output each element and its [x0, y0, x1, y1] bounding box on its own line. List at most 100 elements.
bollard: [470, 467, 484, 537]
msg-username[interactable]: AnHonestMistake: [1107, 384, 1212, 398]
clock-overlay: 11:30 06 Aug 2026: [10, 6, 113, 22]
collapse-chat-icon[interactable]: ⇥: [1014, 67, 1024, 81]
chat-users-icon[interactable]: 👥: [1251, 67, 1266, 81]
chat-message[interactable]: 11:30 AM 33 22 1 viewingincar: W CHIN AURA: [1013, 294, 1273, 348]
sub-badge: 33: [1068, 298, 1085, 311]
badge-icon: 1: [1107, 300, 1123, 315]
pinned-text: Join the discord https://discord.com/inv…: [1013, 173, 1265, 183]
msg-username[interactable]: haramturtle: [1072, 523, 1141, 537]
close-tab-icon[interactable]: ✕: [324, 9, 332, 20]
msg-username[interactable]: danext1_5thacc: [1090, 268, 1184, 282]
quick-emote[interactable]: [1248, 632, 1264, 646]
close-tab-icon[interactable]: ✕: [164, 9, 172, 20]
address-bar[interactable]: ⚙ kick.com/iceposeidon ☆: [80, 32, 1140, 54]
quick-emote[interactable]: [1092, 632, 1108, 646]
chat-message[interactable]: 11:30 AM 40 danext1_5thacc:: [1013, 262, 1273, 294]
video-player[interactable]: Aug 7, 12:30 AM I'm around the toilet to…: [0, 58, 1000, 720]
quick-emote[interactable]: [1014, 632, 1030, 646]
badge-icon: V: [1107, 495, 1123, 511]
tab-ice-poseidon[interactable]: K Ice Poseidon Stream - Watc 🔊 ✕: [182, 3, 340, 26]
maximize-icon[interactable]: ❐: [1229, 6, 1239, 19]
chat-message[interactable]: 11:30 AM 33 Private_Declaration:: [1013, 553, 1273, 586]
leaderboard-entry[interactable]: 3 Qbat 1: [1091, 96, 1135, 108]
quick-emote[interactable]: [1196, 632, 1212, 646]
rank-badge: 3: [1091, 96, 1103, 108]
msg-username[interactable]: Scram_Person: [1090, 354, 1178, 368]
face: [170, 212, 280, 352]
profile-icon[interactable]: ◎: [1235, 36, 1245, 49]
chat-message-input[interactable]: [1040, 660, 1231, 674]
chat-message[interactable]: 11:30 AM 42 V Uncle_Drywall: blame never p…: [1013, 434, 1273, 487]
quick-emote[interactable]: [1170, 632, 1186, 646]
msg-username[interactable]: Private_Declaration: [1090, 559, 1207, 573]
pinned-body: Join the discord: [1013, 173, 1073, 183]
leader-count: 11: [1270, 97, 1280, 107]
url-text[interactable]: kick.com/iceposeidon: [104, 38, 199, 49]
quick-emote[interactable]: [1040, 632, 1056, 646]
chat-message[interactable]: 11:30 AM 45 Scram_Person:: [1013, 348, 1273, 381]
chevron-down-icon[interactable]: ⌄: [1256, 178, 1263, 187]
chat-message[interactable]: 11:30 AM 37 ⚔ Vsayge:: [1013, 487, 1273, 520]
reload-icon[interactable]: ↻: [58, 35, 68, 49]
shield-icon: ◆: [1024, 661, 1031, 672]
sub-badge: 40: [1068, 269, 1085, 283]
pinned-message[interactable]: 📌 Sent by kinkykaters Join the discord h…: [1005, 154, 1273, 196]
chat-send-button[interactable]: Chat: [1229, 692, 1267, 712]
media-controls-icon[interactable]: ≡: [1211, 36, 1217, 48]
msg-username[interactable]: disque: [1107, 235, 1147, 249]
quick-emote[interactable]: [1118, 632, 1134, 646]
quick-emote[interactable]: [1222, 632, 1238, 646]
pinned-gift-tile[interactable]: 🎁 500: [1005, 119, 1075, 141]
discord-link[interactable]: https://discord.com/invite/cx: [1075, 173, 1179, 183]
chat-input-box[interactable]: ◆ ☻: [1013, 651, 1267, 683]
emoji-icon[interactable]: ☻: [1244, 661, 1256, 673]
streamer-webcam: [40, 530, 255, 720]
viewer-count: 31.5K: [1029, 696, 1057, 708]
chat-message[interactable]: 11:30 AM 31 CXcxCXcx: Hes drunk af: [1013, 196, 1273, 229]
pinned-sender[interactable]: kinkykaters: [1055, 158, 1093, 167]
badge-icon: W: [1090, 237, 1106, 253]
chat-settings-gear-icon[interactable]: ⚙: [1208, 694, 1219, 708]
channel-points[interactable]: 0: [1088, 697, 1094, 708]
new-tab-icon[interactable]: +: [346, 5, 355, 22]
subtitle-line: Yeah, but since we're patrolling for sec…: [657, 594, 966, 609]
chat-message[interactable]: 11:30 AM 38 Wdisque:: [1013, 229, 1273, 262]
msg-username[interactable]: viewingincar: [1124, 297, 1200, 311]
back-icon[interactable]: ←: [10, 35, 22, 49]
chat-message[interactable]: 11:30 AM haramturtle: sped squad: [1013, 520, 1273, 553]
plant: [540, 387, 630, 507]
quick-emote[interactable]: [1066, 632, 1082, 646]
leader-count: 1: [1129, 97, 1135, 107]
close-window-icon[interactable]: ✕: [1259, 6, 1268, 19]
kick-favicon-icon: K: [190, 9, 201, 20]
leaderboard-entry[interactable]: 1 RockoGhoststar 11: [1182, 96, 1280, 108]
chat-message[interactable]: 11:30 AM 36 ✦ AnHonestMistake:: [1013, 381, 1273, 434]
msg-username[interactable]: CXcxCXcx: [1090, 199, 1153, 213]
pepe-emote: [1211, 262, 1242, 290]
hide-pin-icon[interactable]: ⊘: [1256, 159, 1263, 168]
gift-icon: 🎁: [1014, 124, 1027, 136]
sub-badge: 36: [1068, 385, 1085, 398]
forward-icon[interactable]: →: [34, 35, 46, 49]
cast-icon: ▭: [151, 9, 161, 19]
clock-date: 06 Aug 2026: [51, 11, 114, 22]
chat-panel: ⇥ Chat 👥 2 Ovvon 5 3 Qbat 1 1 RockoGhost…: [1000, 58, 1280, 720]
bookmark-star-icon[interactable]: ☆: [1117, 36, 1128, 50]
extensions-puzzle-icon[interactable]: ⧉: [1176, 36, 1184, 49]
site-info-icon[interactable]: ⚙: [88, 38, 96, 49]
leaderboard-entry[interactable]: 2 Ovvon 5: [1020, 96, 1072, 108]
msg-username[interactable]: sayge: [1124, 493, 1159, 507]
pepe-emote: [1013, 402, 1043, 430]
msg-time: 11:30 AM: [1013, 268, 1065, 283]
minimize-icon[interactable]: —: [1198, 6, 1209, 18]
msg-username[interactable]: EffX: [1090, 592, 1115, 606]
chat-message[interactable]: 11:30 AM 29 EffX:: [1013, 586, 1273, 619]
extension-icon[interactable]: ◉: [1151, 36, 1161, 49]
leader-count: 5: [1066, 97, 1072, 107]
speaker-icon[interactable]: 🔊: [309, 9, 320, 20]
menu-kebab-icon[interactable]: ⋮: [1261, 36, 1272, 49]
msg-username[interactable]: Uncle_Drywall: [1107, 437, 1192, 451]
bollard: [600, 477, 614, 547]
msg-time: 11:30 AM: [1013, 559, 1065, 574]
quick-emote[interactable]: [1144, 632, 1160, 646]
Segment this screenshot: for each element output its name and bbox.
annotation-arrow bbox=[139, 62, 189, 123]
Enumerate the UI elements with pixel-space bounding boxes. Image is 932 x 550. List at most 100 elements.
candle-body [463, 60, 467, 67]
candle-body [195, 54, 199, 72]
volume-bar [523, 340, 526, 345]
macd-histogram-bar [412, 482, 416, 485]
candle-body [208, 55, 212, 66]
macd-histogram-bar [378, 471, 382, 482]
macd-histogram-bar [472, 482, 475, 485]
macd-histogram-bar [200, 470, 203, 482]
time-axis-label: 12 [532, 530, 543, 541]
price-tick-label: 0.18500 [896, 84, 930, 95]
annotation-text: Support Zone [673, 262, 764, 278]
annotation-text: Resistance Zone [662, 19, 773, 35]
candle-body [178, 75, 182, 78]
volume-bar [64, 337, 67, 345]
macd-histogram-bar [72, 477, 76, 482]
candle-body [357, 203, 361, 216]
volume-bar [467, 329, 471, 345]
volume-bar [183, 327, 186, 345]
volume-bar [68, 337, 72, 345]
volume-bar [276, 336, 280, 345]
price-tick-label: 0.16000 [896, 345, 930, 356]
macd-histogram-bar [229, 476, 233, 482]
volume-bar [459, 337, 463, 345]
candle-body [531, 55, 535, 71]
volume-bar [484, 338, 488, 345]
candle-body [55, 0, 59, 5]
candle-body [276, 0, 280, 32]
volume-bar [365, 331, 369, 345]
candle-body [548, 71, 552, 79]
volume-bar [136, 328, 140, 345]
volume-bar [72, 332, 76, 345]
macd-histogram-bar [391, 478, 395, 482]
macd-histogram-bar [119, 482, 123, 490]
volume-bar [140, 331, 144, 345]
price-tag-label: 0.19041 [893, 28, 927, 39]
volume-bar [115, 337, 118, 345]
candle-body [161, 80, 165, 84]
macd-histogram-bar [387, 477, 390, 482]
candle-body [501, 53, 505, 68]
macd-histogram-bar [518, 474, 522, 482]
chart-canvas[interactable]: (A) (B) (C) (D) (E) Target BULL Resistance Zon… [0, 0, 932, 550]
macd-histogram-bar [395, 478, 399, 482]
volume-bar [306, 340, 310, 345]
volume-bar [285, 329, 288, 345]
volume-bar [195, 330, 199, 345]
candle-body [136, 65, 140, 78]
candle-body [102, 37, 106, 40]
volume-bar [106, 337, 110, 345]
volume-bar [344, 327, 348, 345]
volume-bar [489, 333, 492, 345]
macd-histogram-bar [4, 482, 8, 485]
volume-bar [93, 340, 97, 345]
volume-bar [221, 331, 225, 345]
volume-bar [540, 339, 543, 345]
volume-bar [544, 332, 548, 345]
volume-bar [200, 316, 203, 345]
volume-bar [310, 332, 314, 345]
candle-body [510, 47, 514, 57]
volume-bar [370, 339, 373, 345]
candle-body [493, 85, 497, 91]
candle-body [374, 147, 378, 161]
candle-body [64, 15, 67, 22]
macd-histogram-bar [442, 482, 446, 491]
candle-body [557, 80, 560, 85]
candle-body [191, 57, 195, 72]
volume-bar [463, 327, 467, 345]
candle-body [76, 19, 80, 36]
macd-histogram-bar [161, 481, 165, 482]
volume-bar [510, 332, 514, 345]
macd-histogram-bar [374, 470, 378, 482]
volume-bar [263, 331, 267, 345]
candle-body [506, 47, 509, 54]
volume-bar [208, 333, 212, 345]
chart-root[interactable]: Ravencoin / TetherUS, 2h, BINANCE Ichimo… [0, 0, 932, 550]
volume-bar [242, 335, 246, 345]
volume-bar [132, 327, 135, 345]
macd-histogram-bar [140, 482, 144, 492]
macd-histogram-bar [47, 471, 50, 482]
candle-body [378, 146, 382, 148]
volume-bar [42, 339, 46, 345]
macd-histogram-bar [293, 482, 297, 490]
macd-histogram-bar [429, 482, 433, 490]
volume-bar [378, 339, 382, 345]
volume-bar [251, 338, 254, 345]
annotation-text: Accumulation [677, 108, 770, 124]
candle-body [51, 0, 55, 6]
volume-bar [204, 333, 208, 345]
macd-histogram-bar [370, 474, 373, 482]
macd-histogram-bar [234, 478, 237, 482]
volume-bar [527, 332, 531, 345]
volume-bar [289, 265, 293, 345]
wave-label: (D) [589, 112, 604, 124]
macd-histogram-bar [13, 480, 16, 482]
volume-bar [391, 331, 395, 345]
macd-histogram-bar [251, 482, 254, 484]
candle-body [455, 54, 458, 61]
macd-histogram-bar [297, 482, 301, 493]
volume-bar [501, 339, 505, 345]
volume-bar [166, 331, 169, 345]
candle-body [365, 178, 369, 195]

****************

Written exercise: Print, word for word, the rows from the very first one through the row containing "chat-message[interactable]: 11:30 AM 40", including both of those rows.

Completed exercise:
output each element and its [x0, y0, x1, y1] bounding box on its own line. List at most 100 elements.
bollard: [470, 467, 484, 537]
msg-username[interactable]: AnHonestMistake: [1107, 384, 1212, 398]
clock-overlay: 11:30 06 Aug 2026: [10, 6, 113, 22]
collapse-chat-icon[interactable]: ⇥: [1014, 67, 1024, 81]
chat-users-icon[interactable]: 👥: [1251, 67, 1266, 81]
chat-message[interactable]: 11:30 AM 33 22 1 viewingincar: W CHIN AURA: [1013, 294, 1273, 348]
sub-badge: 33: [1068, 298, 1085, 311]
badge-icon: 1: [1107, 300, 1123, 315]
pinned-text: Join the discord https://discord.com/inv…: [1013, 173, 1265, 183]
msg-username[interactable]: haramturtle: [1072, 523, 1141, 537]
close-tab-icon[interactable]: ✕: [324, 9, 332, 20]
msg-username[interactable]: danext1_5thacc: [1090, 268, 1184, 282]
quick-emote[interactable]: [1248, 632, 1264, 646]
close-tab-icon[interactable]: ✕: [164, 9, 172, 20]
address-bar[interactable]: ⚙ kick.com/iceposeidon ☆: [80, 32, 1140, 54]
quick-emote[interactable]: [1092, 632, 1108, 646]
chat-message[interactable]: 11:30 AM 40 danext1_5thacc:: [1013, 262, 1273, 294]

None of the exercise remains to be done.